▸ **OBJECTIVE**:
Without the pictures, output the records below word for word.

[Saved entries]
::::

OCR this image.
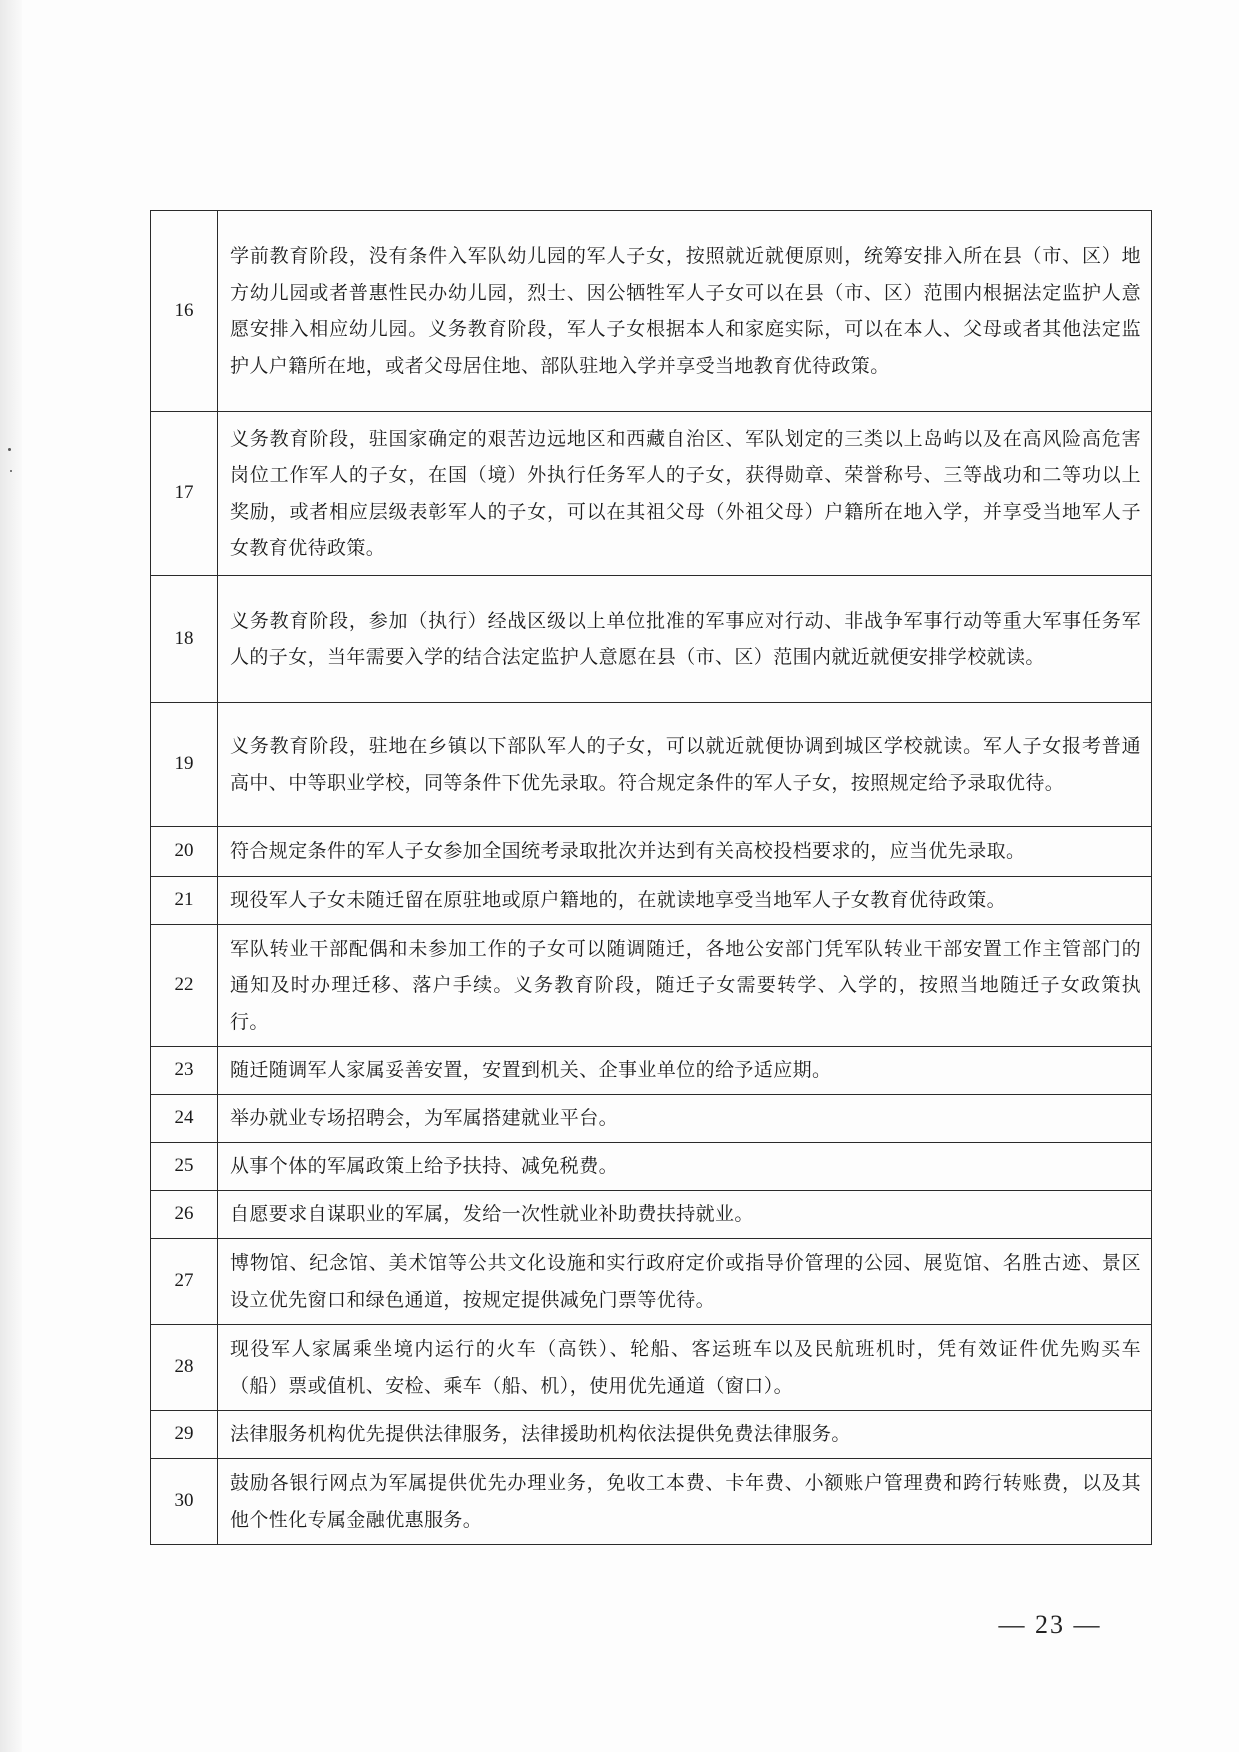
16	学前教育阶段，没有条件入军队幼儿园的军人子女，按照就近就便原则，统筹安排入所在县（市、区）地方幼儿园或者普惠性民办幼儿园，烈士、因公牺牲军人子女可以在县（市、区）范围内根据法定监护人意愿安排入相应幼儿园。义务教育阶段，军人子女根据本人和家庭实际，可以在本人、父母或者其他法定监护人户籍所在地，或者父母居住地、部队驻地入学并享受当地教育优待政策。
17	义务教育阶段，驻国家确定的艰苦边远地区和西藏自治区、军队划定的三类以上岛屿以及在高风险高危害岗位工作军人的子女，在国（境）外执行任务军人的子女，获得勋章、荣誉称号、三等战功和二等功以上奖励，或者相应层级表彰军人的子女，可以在其祖父母（外祖父母）户籍所在地入学，并享受当地军人子女教育优待政策。
18	义务教育阶段，参加（执行）经战区级以上单位批准的军事应对行动、非战争军事行动等重大军事任务军人的子女，当年需要入学的结合法定监护人意愿在县（市、区）范围内就近就便安排学校就读。
19	义务教育阶段，驻地在乡镇以下部队军人的子女，可以就近就便协调到城区学校就读。军人子女报考普通高中、中等职业学校，同等条件下优先录取。符合规定条件的军人子女，按照规定给予录取优待。
20	符合规定条件的军人子女参加全国统考录取批次并达到有关高校投档要求的，应当优先录取。
21	现役军人子女未随迁留在原驻地或原户籍地的，在就读地享受当地军人子女教育优待政策。
22	军队转业干部配偶和未参加工作的子女可以随调随迁，各地公安部门凭军队转业干部安置工作主管部门的通知及时办理迁移、落户手续。义务教育阶段，随迁子女需要转学、入学的，按照当地随迁子女政策执行。
23	随迁随调军人家属妥善安置，安置到机关、企事业单位的给予适应期。
24	举办就业专场招聘会，为军属搭建就业平台。
25	从事个体的军属政策上给予扶持、减免税费。
26	自愿要求自谋职业的军属，发给一次性就业补助费扶持就业。
27	博物馆、纪念馆、美术馆等公共文化设施和实行政府定价或指导价管理的公园、展览馆、名胜古迹、景区设立优先窗口和绿色通道，按规定提供减免门票等优待。
28	现役军人家属乘坐境内运行的火车（高铁）、轮船、客运班车以及民航班机时，凭有效证件优先购买车（船）票或值机、安检、乘车（船、机），使用优先通道（窗口）。
29	法律服务机构优先提供法律服务，法律援助机构依法提供免费法律服务。
30	鼓励各银行网点为军属提供优先办理业务，免收工本费、卡年费、小额账户管理费和跨行转账费，以及其他个性化专属金融优惠服务。
— 23 —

::::

▸ **EXERCISE RESPONSE**:
OCR this image.
16	学前教育阶段，没有条件入军队幼儿园的军人子女，按照就近就便原则，统筹安排入所在县（市、区）地方幼儿园或者普惠性民办幼儿园，烈士、因公牺牲军人子女可以在县（市、区）范围内根据法定监护人意愿安排入相应幼儿园。义务教育阶段，军人子女根据本人和家庭实际，可以在本人、父母或者其他法定监护人户籍所在地，或者父母居住地、部队驻地入学并享受当地教育优待政策。
17	义务教育阶段，驻国家确定的艰苦边远地区和西藏自治区、军队划定的三类以上岛屿以及在高风险高危害岗位工作军人的子女，在国（境）外执行任务军人的子女，获得勋章、荣誉称号、三等战功和二等功以上奖励，或者相应层级表彰军人的子女，可以在其祖父母（外祖父母）户籍所在地入学，并享受当地军人子女教育优待政策。
18	义务教育阶段，参加（执行）经战区级以上单位批准的军事应对行动、非战争军事行动等重大军事任务军人的子女，当年需要入学的结合法定监护人意愿在县（市、区）范围内就近就便安排学校就读。
19	义务教育阶段，驻地在乡镇以下部队军人的子女，可以就近就便协调到城区学校就读。军人子女报考普通高中、中等职业学校，同等条件下优先录取。符合规定条件的军人子女，按照规定给予录取优待。
20	符合规定条件的军人子女参加全国统考录取批次并达到有关高校投档要求的，应当优先录取。
21	现役军人子女未随迁留在原驻地或原户籍地的，在就读地享受当地军人子女教育优待政策。
22	军队转业干部配偶和未参加工作的子女可以随调随迁，各地公安部门凭军队转业干部安置工作主管部门的通知及时办理迁移、落户手续。义务教育阶段，随迁子女需要转学、入学的，按照当地随迁子女政策执行。
23	随迁随调军人家属妥善安置，安置到机关、企事业单位的给予适应期。
24	举办就业专场招聘会，为军属搭建就业平台。
25	从事个体的军属政策上给予扶持、减免税费。
26	自愿要求自谋职业的军属，发给一次性就业补助费扶持就业。
27	博物馆、纪念馆、美术馆等公共文化设施和实行政府定价或指导价管理的公园、展览馆、名胜古迹、景区设立优先窗口和绿色通道，按规定提供减免门票等优待。
28	现役军人家属乘坐境内运行的火车（高铁）、轮船、客运班车以及民航班机时，凭有效证件优先购买车（船）票或值机、安检、乘车（船、机），使用优先通道（窗口）。
29	法律服务机构优先提供法律服务，法律援助机构依法提供免费法律服务。
30	鼓励各银行网点为军属提供优先办理业务，免收工本费、卡年费、小额账户管理费和跨行转账费，以及其他个性化专属金融优惠服务。
— 23 —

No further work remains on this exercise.